Written task:
Say how many lines contain "axis"; the answer is the number alone.

[Figure contents as structured data]
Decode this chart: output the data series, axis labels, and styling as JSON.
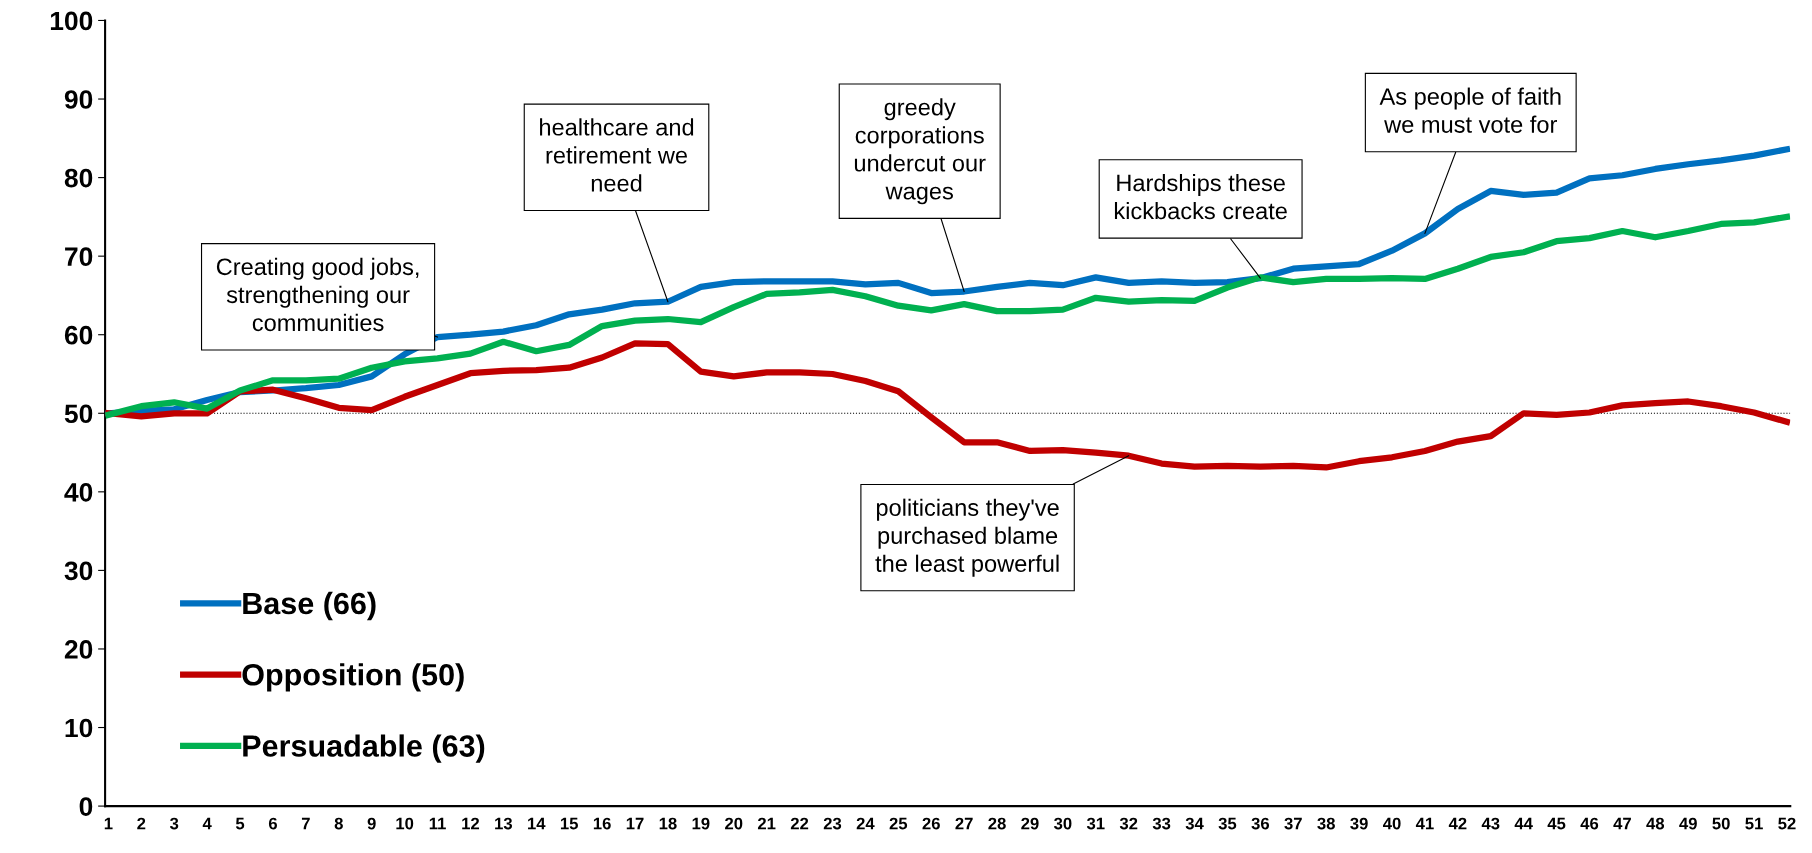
{
  "chart_data": {
    "type": "line",
    "categories": [
      "1",
      "2",
      "3",
      "4",
      "5",
      "6",
      "7",
      "8",
      "9",
      "10",
      "11",
      "12",
      "13",
      "14",
      "15",
      "16",
      "17",
      "18",
      "19",
      "20",
      "21",
      "22",
      "23",
      "24",
      "25",
      "26",
      "27",
      "28",
      "29",
      "30",
      "31",
      "32",
      "33",
      "34",
      "35",
      "36",
      "37",
      "38",
      "39",
      "40",
      "41",
      "42",
      "43",
      "44",
      "45",
      "46",
      "47",
      "48",
      "49",
      "50",
      "51",
      "52"
    ],
    "series": [
      {
        "name": "Base (66)",
        "color": "#0070c0",
        "values": [
          50,
          50.3,
          50.5,
          51.7,
          52.7,
          52.9,
          53.2,
          53.6,
          54.7,
          57.5,
          59.7,
          60,
          60.4,
          61.2,
          62.6,
          63.2,
          64,
          64.2,
          66.1,
          66.7,
          66.8,
          66.8,
          66.8,
          66.4,
          66.6,
          65.3,
          65.5,
          66.1,
          66.6,
          66.3,
          67.3,
          66.6,
          66.8,
          66.6,
          66.7,
          67.2,
          68.4,
          68.7,
          69,
          70.7,
          72.9,
          76,
          78.3,
          77.8,
          78.1,
          79.9,
          80.3,
          81.1,
          81.7,
          82.2,
          82.8,
          83.6
        ]
      },
      {
        "name": "Opposition (50)",
        "color": "#c00000",
        "values": [
          50,
          49.6,
          50,
          50,
          52.8,
          53,
          51.9,
          50.7,
          50.4,
          52.1,
          53.6,
          55.1,
          55.4,
          55.5,
          55.8,
          57.1,
          58.9,
          58.8,
          55.3,
          54.7,
          55.2,
          55.2,
          55,
          54.1,
          52.8,
          49.5,
          46.3,
          46.3,
          45.2,
          45.3,
          45,
          44.6,
          43.6,
          43.2,
          43.3,
          43.2,
          43.3,
          43.1,
          43.9,
          44.4,
          45.2,
          46.4,
          47.1,
          50,
          49.8,
          50.1,
          51,
          51.3,
          51.5,
          50.9,
          50.1,
          48.9
        ]
      },
      {
        "name": "Persuadable (63)",
        "color": "#00b050",
        "values": [
          49.8,
          50.9,
          51.4,
          50.6,
          52.9,
          54.2,
          54.2,
          54.4,
          55.8,
          56.6,
          57,
          57.6,
          59.1,
          57.9,
          58.7,
          61.1,
          61.8,
          62,
          61.6,
          63.5,
          65.2,
          65.4,
          65.7,
          64.9,
          63.7,
          63.1,
          63.9,
          63,
          63,
          63.2,
          64.7,
          64.2,
          64.4,
          64.3,
          66,
          67.3,
          66.7,
          67.1,
          67.1,
          67.2,
          67.1,
          68.4,
          69.9,
          70.5,
          71.9,
          72.3,
          73.2,
          72.4,
          73.2,
          74.1,
          74.3,
          75
        ]
      }
    ],
    "ylim": [
      0,
      100
    ],
    "yticks": [
      0,
      10,
      20,
      30,
      40,
      50,
      60,
      70,
      80,
      90,
      100
    ],
    "ref_lines": [
      {
        "axis": "y",
        "value": 50,
        "color": "#000000",
        "line_style": "dotted"
      }
    ],
    "annotations": [
      {
        "text": "Creating good jobs,\nstrengthening our\ncommunities",
        "x": "11",
        "y": 59.7
      },
      {
        "text": "healthcare and\nretirement we\nneed",
        "x": "18",
        "y": 64.2
      },
      {
        "text": "greedy\ncorporations\nundercut our\nwages",
        "x": "27",
        "y": 65.5
      },
      {
        "text": "politicians they've\npurchased blame\nthe least powerful",
        "x": "32",
        "y": 44.6
      },
      {
        "text": "Hardships these\nkickbacks create",
        "x": "36",
        "y": 67.2
      },
      {
        "text": "As people of faith\nwe must vote for",
        "x": "41",
        "y": 72.9
      }
    ],
    "legend": "bottom left",
    "grid": false,
    "marker": "none",
    "line_style": "solid"
  }
}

Exercise answer:
2